--- begin ---

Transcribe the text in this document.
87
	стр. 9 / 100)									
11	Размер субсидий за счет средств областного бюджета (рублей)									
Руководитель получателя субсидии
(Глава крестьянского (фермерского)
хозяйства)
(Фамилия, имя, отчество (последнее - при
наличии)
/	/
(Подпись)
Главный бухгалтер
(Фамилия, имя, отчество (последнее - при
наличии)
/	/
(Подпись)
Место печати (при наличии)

--- end ---

_REQUIRED WORK:_
Return the entries above exactly, each one complete.

_TASK ANSWER:_
Transcribe the text in this document.
87
	стр. 9 / 100)									
11	Размер субсидий за счет средств областного бюджета (рублей)									
Руководитель получателя субсидии
(Глава крестьянского (фермерского)
хозяйства)
(Фамилия, имя, отчество (последнее - при
наличии)
/	/
(Подпись)
Главный бухгалтер
(Фамилия, имя, отчество (последнее - при
наличии)
/	/
(Подпись)
Место печати (при наличии)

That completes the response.